Records to process:
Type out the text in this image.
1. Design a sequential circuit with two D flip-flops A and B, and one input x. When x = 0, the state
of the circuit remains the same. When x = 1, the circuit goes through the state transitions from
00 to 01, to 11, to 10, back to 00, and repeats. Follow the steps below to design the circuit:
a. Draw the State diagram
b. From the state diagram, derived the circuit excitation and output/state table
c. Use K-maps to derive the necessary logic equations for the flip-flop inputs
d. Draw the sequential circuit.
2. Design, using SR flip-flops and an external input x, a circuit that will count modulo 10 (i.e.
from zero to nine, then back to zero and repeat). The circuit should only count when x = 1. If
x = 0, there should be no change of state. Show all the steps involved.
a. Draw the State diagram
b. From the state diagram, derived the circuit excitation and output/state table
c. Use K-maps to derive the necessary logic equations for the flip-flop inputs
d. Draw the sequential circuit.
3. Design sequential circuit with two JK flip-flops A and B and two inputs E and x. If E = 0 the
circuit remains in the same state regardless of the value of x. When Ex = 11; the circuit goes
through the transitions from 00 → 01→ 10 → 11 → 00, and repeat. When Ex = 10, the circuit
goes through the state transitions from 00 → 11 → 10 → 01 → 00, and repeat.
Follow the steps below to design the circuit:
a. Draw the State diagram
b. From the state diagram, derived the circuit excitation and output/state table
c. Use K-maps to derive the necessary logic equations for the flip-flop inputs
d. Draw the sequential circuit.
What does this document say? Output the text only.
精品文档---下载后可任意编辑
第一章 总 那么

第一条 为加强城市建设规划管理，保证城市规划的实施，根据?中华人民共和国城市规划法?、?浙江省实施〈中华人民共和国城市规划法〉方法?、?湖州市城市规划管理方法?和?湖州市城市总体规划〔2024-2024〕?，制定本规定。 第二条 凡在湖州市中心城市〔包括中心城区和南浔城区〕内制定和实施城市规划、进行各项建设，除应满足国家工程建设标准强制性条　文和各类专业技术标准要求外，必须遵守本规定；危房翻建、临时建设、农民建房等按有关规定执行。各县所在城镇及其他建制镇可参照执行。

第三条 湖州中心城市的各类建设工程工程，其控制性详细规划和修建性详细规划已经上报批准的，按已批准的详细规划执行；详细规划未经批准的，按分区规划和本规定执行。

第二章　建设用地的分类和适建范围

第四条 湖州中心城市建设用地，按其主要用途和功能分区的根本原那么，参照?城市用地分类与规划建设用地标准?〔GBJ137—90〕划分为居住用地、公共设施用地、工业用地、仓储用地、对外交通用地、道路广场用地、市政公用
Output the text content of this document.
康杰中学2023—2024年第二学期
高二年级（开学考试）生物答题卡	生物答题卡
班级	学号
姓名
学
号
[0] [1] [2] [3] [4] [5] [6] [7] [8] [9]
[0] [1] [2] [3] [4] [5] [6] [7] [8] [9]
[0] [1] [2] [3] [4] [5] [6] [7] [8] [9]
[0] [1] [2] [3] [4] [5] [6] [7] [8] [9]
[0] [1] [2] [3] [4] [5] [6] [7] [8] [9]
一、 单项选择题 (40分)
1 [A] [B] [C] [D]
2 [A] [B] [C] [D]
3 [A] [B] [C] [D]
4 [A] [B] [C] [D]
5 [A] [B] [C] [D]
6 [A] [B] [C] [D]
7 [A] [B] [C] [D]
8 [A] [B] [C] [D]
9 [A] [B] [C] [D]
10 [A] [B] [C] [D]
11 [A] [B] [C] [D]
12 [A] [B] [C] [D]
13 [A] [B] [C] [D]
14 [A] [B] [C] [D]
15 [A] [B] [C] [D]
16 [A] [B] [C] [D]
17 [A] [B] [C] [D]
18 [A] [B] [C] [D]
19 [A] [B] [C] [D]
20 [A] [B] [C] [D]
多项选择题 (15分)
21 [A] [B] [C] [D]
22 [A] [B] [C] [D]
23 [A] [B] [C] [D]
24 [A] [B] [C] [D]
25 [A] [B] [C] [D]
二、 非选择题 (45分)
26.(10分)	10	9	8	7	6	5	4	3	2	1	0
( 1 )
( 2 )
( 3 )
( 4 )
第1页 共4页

Instructions for the task: All of the entries above must be quoted exactly.

Full answer:
Type out the text in this image.
1. Design a sequential circuit with two D flip-flops A and B, and one input x. When x = 0, the state
of the circuit remains the same. When x = 1, the circuit goes through the state transitions from
00 to 01, to 11, to 10, back to 00, and repeats. Follow the steps below to design the circuit:
a. Draw the State diagram
b. From the state diagram, derived the circuit excitation and output/state table
c. Use K-maps to derive the necessary logic equations for the flip-flop inputs
d. Draw the sequential circuit.
2. Design, using SR flip-flops and an external input x, a circuit that will count modulo 10 (i.e.
from zero to nine, then back to zero and repeat). The circuit should only count when x = 1. If
x = 0, there should be no change of state. Show all the steps involved.
a. Draw the State diagram
b. From the state diagram, derived the circuit excitation and output/state table
c. Use K-maps to derive the necessary logic equations for the flip-flop inputs
d. Draw the sequential circuit.
3. Design sequential circuit with two JK flip-flops A and B and two inputs E and x. If E = 0 the
circuit remains in the same state regardless of the value of x. When Ex = 11; the circuit goes
through the transitions from 00 → 01→ 10 → 11 → 00, and repeat. When Ex = 10, the circuit
goes through the state transitions from 00 → 11 → 10 → 01 → 00, and repeat.
Follow the steps below to design the circuit:
a. Draw the State diagram
b. From the state diagram, derived the circuit excitation and output/state table
c. Use K-maps to derive the necessary logic equations for the flip-flop inputs
d. Draw the sequential circuit.
What does this document say? Output the text only.
精品文档---下载后可任意编辑
第一章 总 那么

第一条 为加强城市建设规划管理，保证城市规划的实施，根据?中华人民共和国城市规划法?、?浙江省实施〈中华人民共和国城市规划法〉方法?、?湖州市城市规划管理方法?和?湖州市城市总体规划〔2024-2024〕?，制定本规定。 第二条 凡在湖州市中心城市〔包括中心城区和南浔城区〕内制定和实施城市规划、进行各项建设，除应满足国家工程建设标准强制性条　文和各类专业技术标准要求外，必须遵守本规定；危房翻建、临时建设、农民建房等按有关规定执行。各县所在城镇及其他建制镇可参照执行。

第三条 湖州中心城市的各类建设工程工程，其控制性详细规划和修建性详细规划已经上报批准的，按已批准的详细规划执行；详细规划未经批准的，按分区规划和本规定执行。

第二章　建设用地的分类和适建范围

第四条 湖州中心城市建设用地，按其主要用途和功能分区的根本原那么，参照?城市用地分类与规划建设用地标准?〔GBJ137—90〕划分为居住用地、公共设施用地、工业用地、仓储用地、对外交通用地、道路广场用地、市政公用
Output the text content of this document.
康杰中学2023—2024年第二学期
高二年级（开学考试）生物答题卡	生物答题卡
班级	学号
姓名
学
号
[0] [1] [2] [3] [4] [5] [6] [7] [8] [9]
[0] [1] [2] [3] [4] [5] [6] [7] [8] [9]
[0] [1] [2] [3] [4] [5] [6] [7] [8] [9]
[0] [1] [2] [3] [4] [5] [6] [7] [8] [9]
[0] [1] [2] [3] [4] [5] [6] [7] [8] [9]
一、 单项选择题 (40分)
1 [A] [B] [C] [D]
2 [A] [B] [C] [D]
3 [A] [B] [C] [D]
4 [A] [B] [C] [D]
5 [A] [B] [C] [D]
6 [A] [B] [C] [D]
7 [A] [B] [C] [D]
8 [A] [B] [C] [D]
9 [A] [B] [C] [D]
10 [A] [B] [C] [D]
11 [A] [B] [C] [D]
12 [A] [B] [C] [D]
13 [A] [B] [C] [D]
14 [A] [B] [C] [D]
15 [A] [B] [C] [D]
16 [A] [B] [C] [D]
17 [A] [B] [C] [D]
18 [A] [B] [C] [D]
19 [A] [B] [C] [D]
20 [A] [B] [C] [D]
多项选择题 (15分)
21 [A] [B] [C] [D]
22 [A] [B] [C] [D]
23 [A] [B] [C] [D]
24 [A] [B] [C] [D]
25 [A] [B] [C] [D]
二、 非选择题 (45分)
26.(10分)	10	9	8	7	6	5	4	3	2	1	0
( 1 )
( 2 )
( 3 )
( 4 )
第1页 共4页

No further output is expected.